** Start EXCERPT PROVIDED **
The Paradise Papers showed once again that anonymous companies are being used as a ‘getaway vehicle’ for criminality, writes Nienke Palstra.
Nienke Palstra is a campaigner for social justice NGO Global Witness
The latest round of offshore leaks dubbed ‘the Paradise Papers’ have shown once again how anonymous companies and trusts have been used with impunity as ‘getaway cars’ for tax evasion and other crimes. While the majority of media focus so far has been on tax, these anonymous companies and trusts are the same secrecy vehicles used to launder money for corruption, terrorism, and human trafficking.
One of the best ways to tackle this problem is to open up the system and reveal those behind these secret structures. This is why we’re calling for full transparency and for governments to end the endemic secrecy around the real ‘beneficial’ owners of companies and trusts by making this information available in public registers.
World Bank analysis found that around 70 percent of corruption cases involving those at the highest levels of government rely on shell companies and trusts to conceal ownership and control of tainted assets.
These latest revelations highlight how little the European Union has done to tackle corporate secrecy since the Panama Papers scandal. Amongst the secrecy jurisdictions exposed by the Paradise Papers is Malta, an EU member state. In failing to tackle this problem, the EU is complicit in fostering this dirty system of corporate secrecy, which poses real threats to the economy and security of the EU.
** End EXCERPT PROVIDED **
** Start ENTRIES SHOWN **
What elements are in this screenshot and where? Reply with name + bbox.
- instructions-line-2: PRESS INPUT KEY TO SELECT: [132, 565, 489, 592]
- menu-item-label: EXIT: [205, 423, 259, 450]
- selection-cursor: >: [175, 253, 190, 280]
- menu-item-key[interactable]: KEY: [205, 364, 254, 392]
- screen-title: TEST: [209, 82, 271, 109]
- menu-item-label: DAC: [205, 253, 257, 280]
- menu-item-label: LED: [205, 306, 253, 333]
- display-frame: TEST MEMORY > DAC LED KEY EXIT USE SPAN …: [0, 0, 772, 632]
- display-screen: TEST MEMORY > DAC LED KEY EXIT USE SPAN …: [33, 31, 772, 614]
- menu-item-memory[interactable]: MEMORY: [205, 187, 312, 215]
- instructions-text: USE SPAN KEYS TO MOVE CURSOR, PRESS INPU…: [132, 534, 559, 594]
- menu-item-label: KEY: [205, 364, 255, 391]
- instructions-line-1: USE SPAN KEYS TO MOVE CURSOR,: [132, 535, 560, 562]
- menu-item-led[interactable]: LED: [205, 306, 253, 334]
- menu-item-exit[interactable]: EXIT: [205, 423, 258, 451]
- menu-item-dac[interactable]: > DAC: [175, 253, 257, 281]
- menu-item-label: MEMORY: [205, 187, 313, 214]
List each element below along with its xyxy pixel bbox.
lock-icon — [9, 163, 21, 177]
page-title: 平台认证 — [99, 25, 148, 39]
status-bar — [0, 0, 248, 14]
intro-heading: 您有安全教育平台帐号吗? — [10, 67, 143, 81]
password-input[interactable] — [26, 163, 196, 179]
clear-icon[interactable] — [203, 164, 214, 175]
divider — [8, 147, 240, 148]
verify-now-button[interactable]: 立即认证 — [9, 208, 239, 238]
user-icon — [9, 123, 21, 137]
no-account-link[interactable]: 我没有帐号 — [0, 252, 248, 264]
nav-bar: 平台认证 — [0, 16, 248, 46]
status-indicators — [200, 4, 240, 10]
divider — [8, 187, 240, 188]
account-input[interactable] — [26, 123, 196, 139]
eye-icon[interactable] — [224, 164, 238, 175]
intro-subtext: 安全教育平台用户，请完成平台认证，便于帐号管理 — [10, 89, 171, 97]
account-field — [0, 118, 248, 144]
** End ENTRIES SHOWN **
**GIVEN TASK 1:**
Repeat the stretch of the records from their first line through the line containing "- screen-title: TEST: [209, 82, 271, 109]", including both ends.
**GIVEN TASK 2:**
Proceed with the piece on the Paradise Papers and corporate secrecy, picking up right after its final sentence.
The records have no connection to the text.

**FINAL ANSWER 1:**
What elements are in this screenshot and where? Reply with name + bbox.
- instructions-line-2: PRESS INPUT KEY TO SELECT: [132, 565, 489, 592]
- menu-item-label: EXIT: [205, 423, 259, 450]
- selection-cursor: >: [175, 253, 190, 280]
- menu-item-key[interactable]: KEY: [205, 364, 254, 392]
- screen-title: TEST: [209, 82, 271, 109]

**FINAL ANSWER 2:**
The Paradise Paper leaks, however, come at an appropriate moment. On 14th November 28 European countries have a unique opportunity to tackle this issue in negotiations on the 5th Anti-Money Laundering Directive. One of the remaining sticking points is the degree to which information will be made publicly available on beneficial owners of companies and trusts. Some of the biggest member states like Germany have been opposing greater transparency in this area.
At Global Witness we believe it’s crucial for EU governments to set up these public registers for companies, trusts and other similar structures. There isn’t any time to waste; particularly if the rules are still to apply to the UK – a key member state for trust transparency – before it leaves the EU in March 2019.
Examples have already been set for others to follow. Several countries have already made progress in this area. The UK, Denmark and Ukraine, have all already created public beneficial ownership registers for companies and many more have committed to doing so.
But the creation of registers alone is not enough. They also need to be created in a format that is useful. The UK has been a pioneer in this regard; making their company beneficial ownership register free to the public and accessible in open data format. This is crucial because it allows organisations such as Global Witness to cross reference it with other data sets such as the data from offshore leaks like the Paradise Papers to spot wrongdoing and ultimately hold the corrupt to account.
A lot of attention around the Paradise Papers has so far focussed on how the super-rich can use offshore structures to hide their wealth and spend it on luxurious lifestyles. However, this same shadowy system also enables serious crimes with devastating consequences. Money which disappears into offshore locations includes huge sums of money that rightfully belong to some of the world’s poorest nations lost through corruption, tax evasion or avoidance.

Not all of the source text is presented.